**RAW RECORDS**

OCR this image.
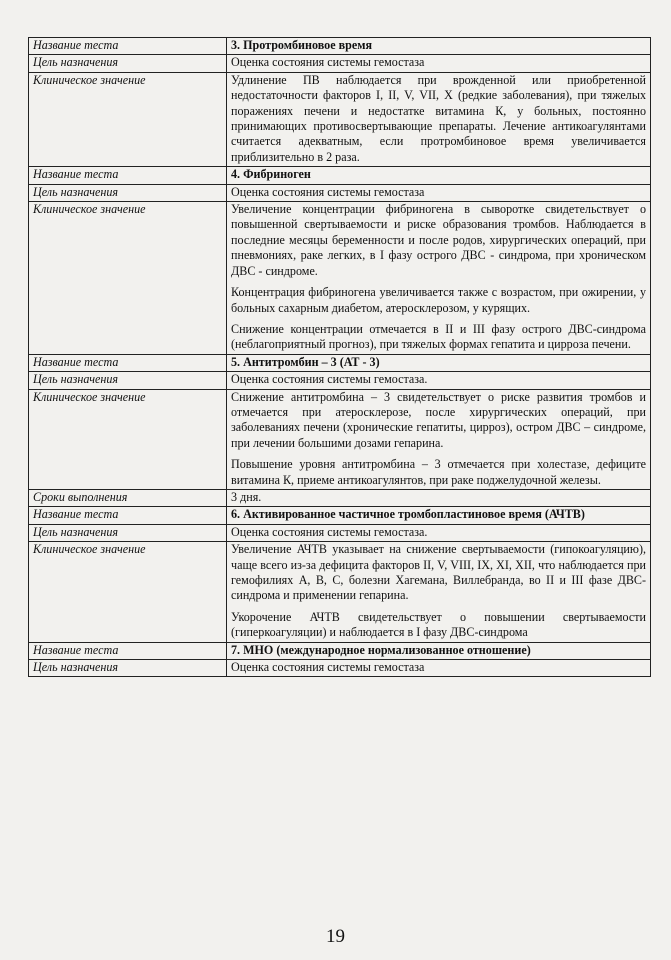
Название теста	3. Протромбиновое время
Цель назначения	Оценка состояния системы гемостаза
Клиническое значение	Удлинение ПВ наблюдается при врожденной или приобретенной недостаточности факторов I, II, V, VII, X (редкие заболевания), при тяжелых поражениях печени и недостатке витамина К, у больных, постоянно принимающих противосвертывающие препараты. Лечение антикоагулянтами считается адекватным, если протромбиновое время увеличивается приблизительно в 2 раза.

Название теста	4. Фибриноген
Цель назначения	Оценка состояния системы гемостаза
Клиническое значение	Увеличение концентрации фибриногена в сыворотке свидетельствует о повышенной свертываемости и риске образования тромбов. Наблюдается в последние месяцы беременности и после родов, хирургических операций, при пневмониях, раке легких, в I фазу острого ДВС - синдрома, при хроническом ДВС - синдроме.

Концентрация фибриногена увеличивается также с возрастом, при ожирении, у больных сахарным диабетом, атеросклерозом, у курящих.

Снижение концентрации отмечается в II и III фазу острого ДВС-синдрома (неблагоприятный прогноз), при тяжелых формах гепатита и цирроза печени.

Название теста	5. Антитромбин – 3 (АТ - 3)
Цель назначения	Оценка состояния системы гемостаза.
Клиническое значение	Снижение антитромбина – 3 свидетельствует о риске развития тромбов и отмечается при атеросклерозе, после хирургических операций, при заболеваниях печени (хронические гепатиты, цирроз), остром ДВС – синдроме, при лечении большими дозами гепарина.

Повышение уровня антитромбина – 3 отмечается при холестазе, дефиците витамина К, приеме антикоагулянтов, при раке поджелудочной железы.

Сроки выполнения	3 дня.
Название теста	6. Активированное частичное тромбопластиновое время (АЧТВ)
Цель назначения	Оценка состояния системы гемостаза.
Клиническое значение	Увеличение АЧТВ указывает на снижение свертываемости (гипокоагуляцию), чаще всего из-за дефицита факторов II, V, VIII, IX, XI, XII, что наблюдается при гемофилиях А, В, С, болезни Хагемана, Виллебранда, во II и III фазе ДВС-синдрома и применении гепарина.

Укорочение АЧТВ свидетельствует о повышении свертываемости (гиперкоагуляции) и наблюдается в I фазу ДВС-синдрома

Название теста	7. МНО (международное нормализованное отношение)
Цель назначения	Оценка состояния системы гемостаза
19
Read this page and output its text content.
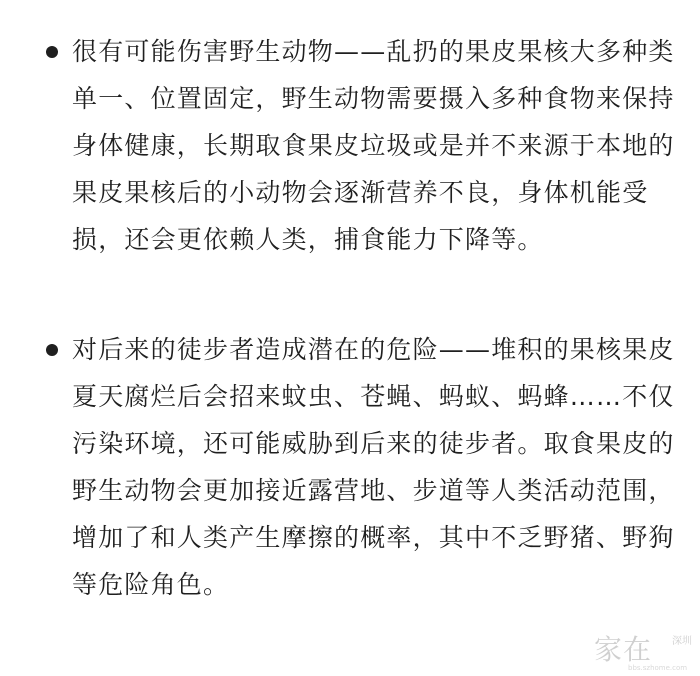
很有可能伤害野生动物——乱扔的果皮果核大多种类
单一、位置固定，野生动物需要摄入多种食物来保持
身体健康，长期取食果皮垃圾或是并不来源于本地的
果皮果核后的小动物会逐渐营养不良，身体机能受
损，还会更依赖人类，捕食能力下降等。
对后来的徒步者造成潜在的危险——堆积的果核果皮
夏天腐烂后会招来蚊虫、苍蝇、蚂蚁、蚂蜂……不仅
污染环境，还可能威胁到后来的徒步者。取食果皮的
野生动物会更加接近露营地、步道等人类活动范围，
增加了和人类产生摩擦的概率，其中不乏野猪、野狗
等危险角色。
家在 深圳
bbs.szhome.com
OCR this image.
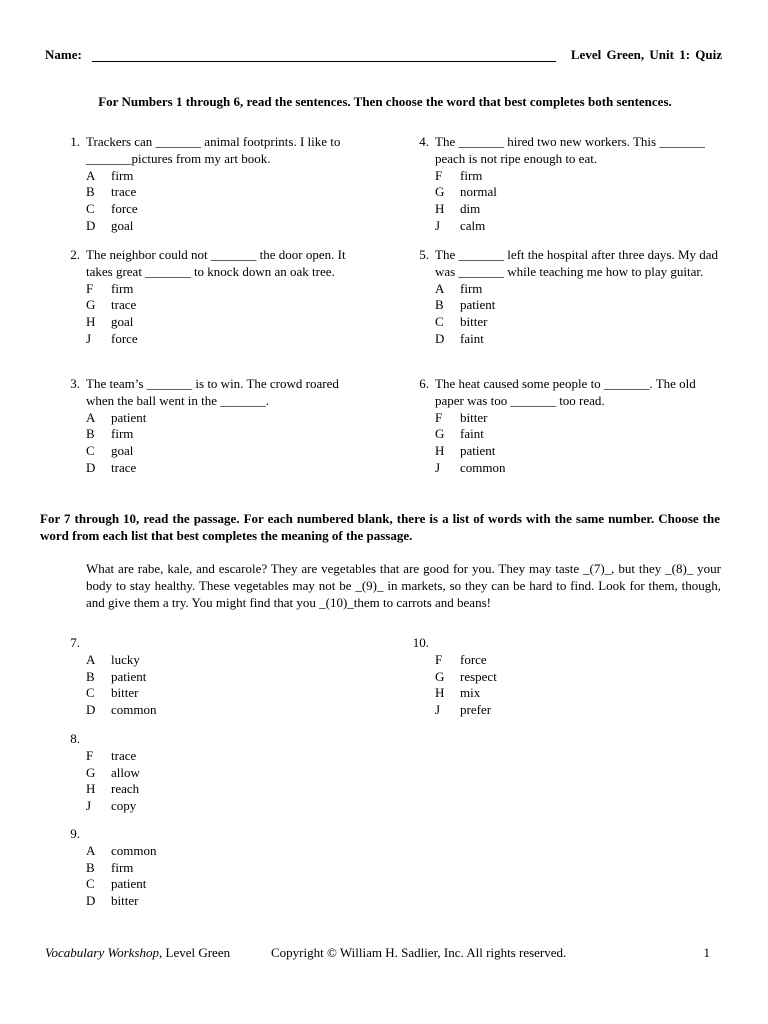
Name:	Level Green, Unit 1: Quiz
For Numbers 1 through 6, read the sentences. Then choose the word that best completes both sentences.
1. Trackers can _______ animal footprints. I like to _______pictures from my art book.
A	firm
B	trace
C	force
D	goal
2. The neighbor could not _______ the door open. It takes great _______ to knock down an oak tree.
F	firm
G	trace
H	goal
J	force
3. The team’s _______ is to win. The crowd roared when the ball went in the _______.
A	patient
B	firm
C	goal
D	trace
4. The _______ hired two new workers. This _______ peach is not ripe enough to eat.
F	firm
G	normal
H	dim
J	calm
5. The _______ left the hospital after three days. My dad was _______ while teaching me how to play guitar.
A	firm
B	patient
C	bitter
D	faint
6. The heat caused some people to _______. The old paper was too _______ too read.
F	bitter
G	faint
H	patient
J	common
For 7 through 10, read the passage. For each numbered blank, there is a list of words with the same number. Choose the word from each list that best completes the meaning of the passage.
What are rabe, kale, and escarole? They are vegetables that are good for you. They may taste _(7)_, but they _(8)_ your body to stay healthy. These vegetables may not be _(9)_ in markets, so they can be hard to find. Look for them, though, and give them a try. You might find that you _(10)_them to carrots and beans!
7.
A	lucky
B	patient
C	bitter
D	common
8.
F	trace
G	allow
H	reach
J	copy
9.
A	common
B	firm
C	patient
D	bitter
10.
F	force
G	respect
H	mix
J	prefer
Vocabulary Workshop, Level Green	Copyright © William H. Sadlier, Inc. All rights reserved.	1
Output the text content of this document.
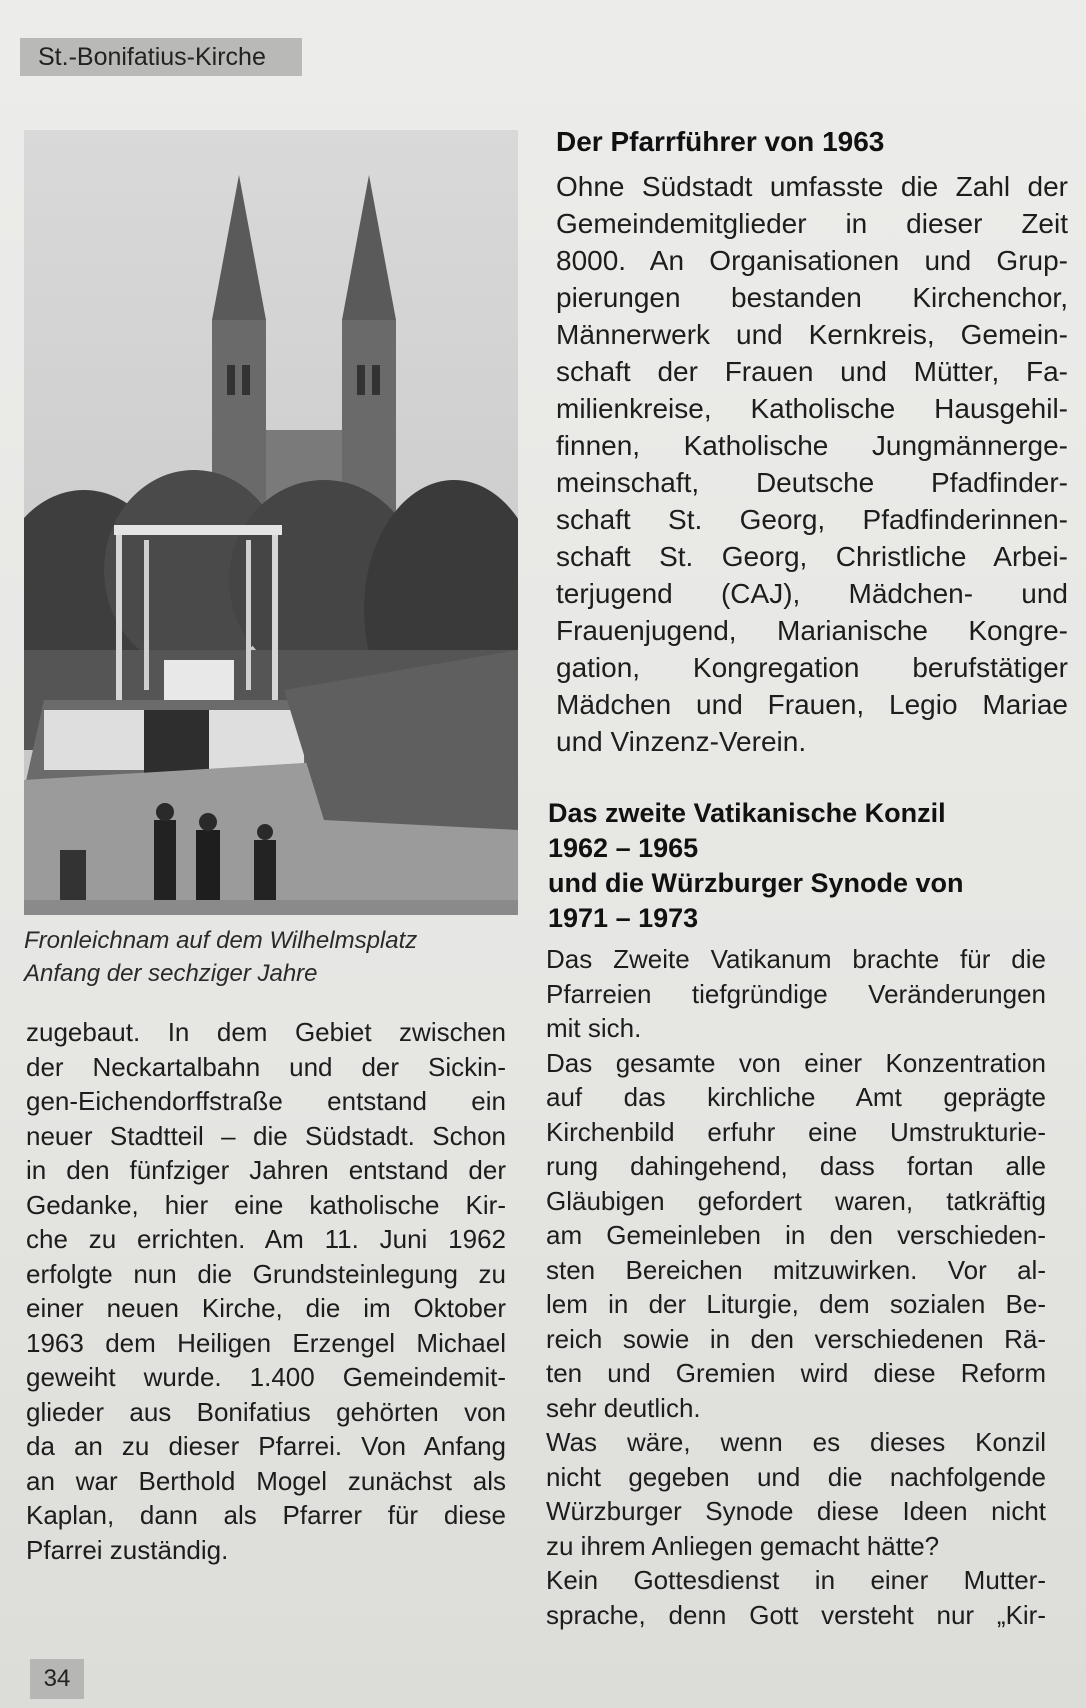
St.-Bonifatius-Kirche
Fronleichnam auf dem Wilhelmsplatz
Anfang der sechziger Jahre
zugebaut. In dem Gebiet zwischen
der Neckartalbahn und der Sickin-
gen-Eichendorffstraße entstand ein
neuer Stadtteil – die Südstadt. Schon
in den fünfziger Jahren entstand der
Gedanke, hier eine katholische Kir-
che zu errichten. Am 11. Juni 1962
erfolgte nun die Grundsteinlegung zu
einer neuen Kirche, die im Oktober
1963 dem Heiligen Erzengel Michael
geweiht wurde. 1.400 Gemeindemit-
glieder aus Bonifatius gehörten von
da an zu dieser Pfarrei. Von Anfang
an war Berthold Mogel zunächst als
Kaplan, dann als Pfarrer für diese
Pfarrei zuständig.
Der Pfarrführer von 1963
Ohne Südstadt umfasste die Zahl der
Gemeindemitglieder in dieser Zeit
8000. An Organisationen und Grup-
pierungen bestanden Kirchenchor,
Männerwerk und Kernkreis, Gemein-
schaft der Frauen und Mütter, Fa-
milienkreise, Katholische Hausgehil-
finnen, Katholische Jungmännerge-
meinschaft, Deutsche Pfadfinder-
schaft St. Georg, Pfadfinderinnen-
schaft St. Georg, Christliche Arbei-
terjugend (CAJ), Mädchen- und
Frauenjugend, Marianische Kongre-
gation, Kongregation berufstätiger
Mädchen und Frauen, Legio Mariae
und Vinzenz-Verein.
Das zweite Vatikanische Konzil
1962 – 1965
und die Würzburger Synode von
1971 – 1973
Das Zweite Vatikanum brachte für die
Pfarreien tiefgründige Veränderungen
mit sich.
Das gesamte von einer Konzentration
auf das kirchliche Amt geprägte
Kirchenbild erfuhr eine Umstrukturie-
rung dahingehend, dass fortan alle
Gläubigen gefordert waren, tatkräftig
am Gemeinleben in den verschieden-
sten Bereichen mitzuwirken. Vor al-
lem in der Liturgie, dem sozialen Be-
reich sowie in den verschiedenen Rä-
ten und Gremien wird diese Reform
sehr deutlich.
Was wäre, wenn es dieses Konzil
nicht gegeben und die nachfolgende
Würzburger Synode diese Ideen nicht
zu ihrem Anliegen gemacht hätte?
Kein Gottesdienst in einer Mutter-
sprache, denn Gott versteht nur „Kir-
34
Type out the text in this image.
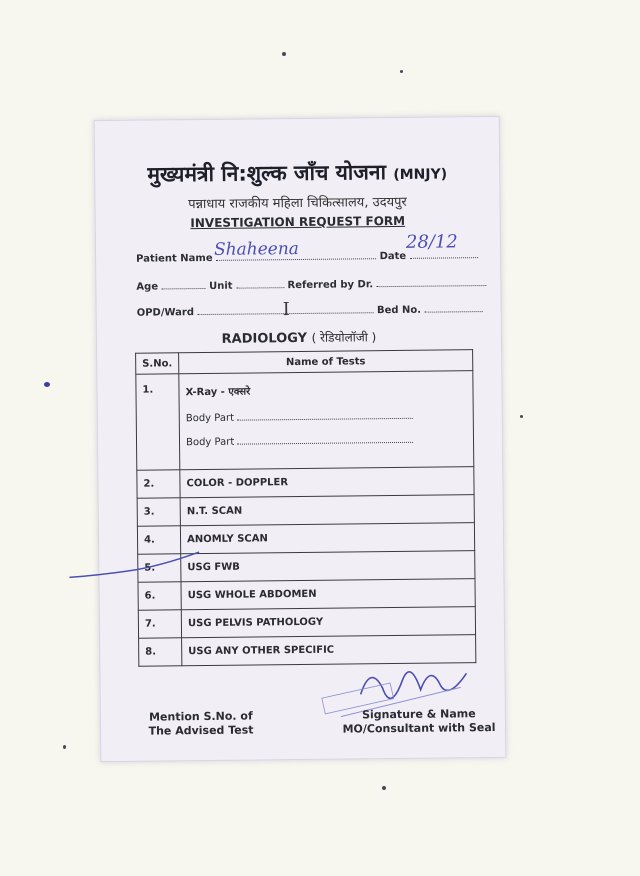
मुख्यमंत्री नि:शुल्क जाँच योजना (MNJY)
पन्नाधाय राजकीय महिला चिकित्सालय, उदयपुर
INVESTIGATION REQUEST FORM
Patient Name	Date
Shaheena	28/12
Age	Unit	Referred by Dr.
OPD/Ward	Bed No.
I
RADIOLOGY ( रेडियोलॉजी )
S.No.	Name of Tests
1.	X-Ray - एक्सरे
Body Part
Body Part

2.	COLOR - DOPPLER
3.	N.T. SCAN
4.	ANOMLY SCAN
5.	USG FWB
6.	USG WHOLE ABDOMEN
7.	USG PELVIS PATHOLOGY
8.	USG ANY OTHER SPECIFIC
Mention S.No. of
The Advised Test
Signature & Name
MO/Consultant with Seal
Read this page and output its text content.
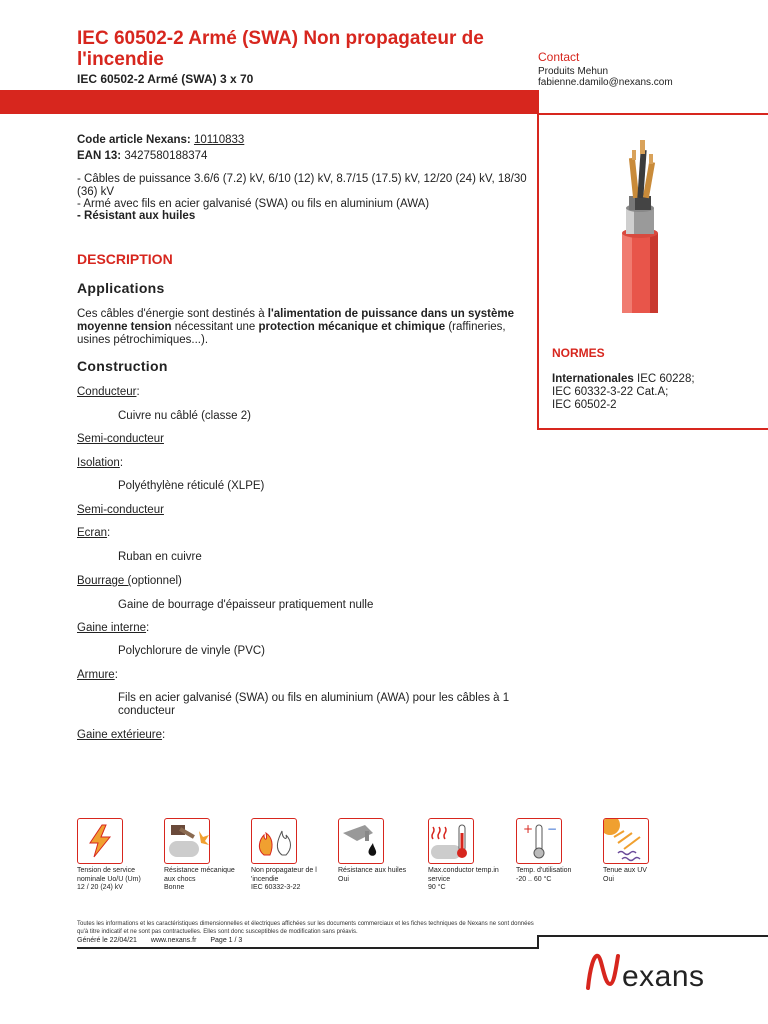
IEC 60502-2 Armé (SWA) Non propagateur de l'incendie
IEC 60502-2 Armé (SWA) 3 x 70
Contact
Produits Mehun
fabienne.damilo@nexans.com
Code article Nexans: 10110833
EAN 13: 3427580188374
- Câbles de puissance 3.6/6 (7.2) kV, 6/10 (12) kV, 8.7/15 (17.5) kV, 12/20 (24) kV, 18/30 (36) kV
- Armé avec fils en acier galvanisé (SWA) ou fils en aluminium (AWA)
- Résistant aux huiles
DESCRIPTION
Applications
Ces câbles d'énergie sont destinés à l'alimentation de puissance dans un système moyenne tension nécessitant une protection mécanique et chimique (raffineries, usines pétrochimiques...).
Construction
Conducteur:
Cuivre nu câblé (classe 2)
Semi-conducteur
Isolation:
Polyéthylène réticulé (XLPE)
Semi-conducteur
Ecran:
Ruban en cuivre
Bourrage (optionnel)
Gaine de bourrage d'épaisseur pratiquement nulle
Gaine interne:
Polychlorure de vinyle (PVC)
Armure:
Fils en acier galvanisé (SWA) ou fils en aluminium (AWA) pour les câbles à 1 conducteur
Gaine extérieure:
NORMES
Internationales IEC 60228;
IEC 60332-3-22 Cat.A;
IEC 60502-2
+ −
Tension de service
nominale Uo/U (Um)
12 / 20 (24) kV
Résistance mécanique
aux chocs
Bonne
Non propagateur de l
'incendie
IEC 60332-3-22
Résistance aux huiles
Oui
Max.conductor temp.in
service
90 °C
Temp. d'utilisation
-20 .. 60 °C
Tenue aux UV
Oui
Toutes les informations et les caractéristiques dimensionnelles et électriques affichées sur les documents commerciaux et les fiches techniques de Nexans ne sont données qu'à titre indicatif et ne sont pas contractuelles. Elles sont donc susceptibles de modification sans préavis.
Généré le 22/04/21 www.nexans.fr Page 1 / 3
exans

**AIM OF THE TASK**
Write out every line of the entries that holds the word "entstand".

**EXERCISE SOLUTION**
gen-Eichendorffstraße entstand ein
in den fünfziger Jahren entstand der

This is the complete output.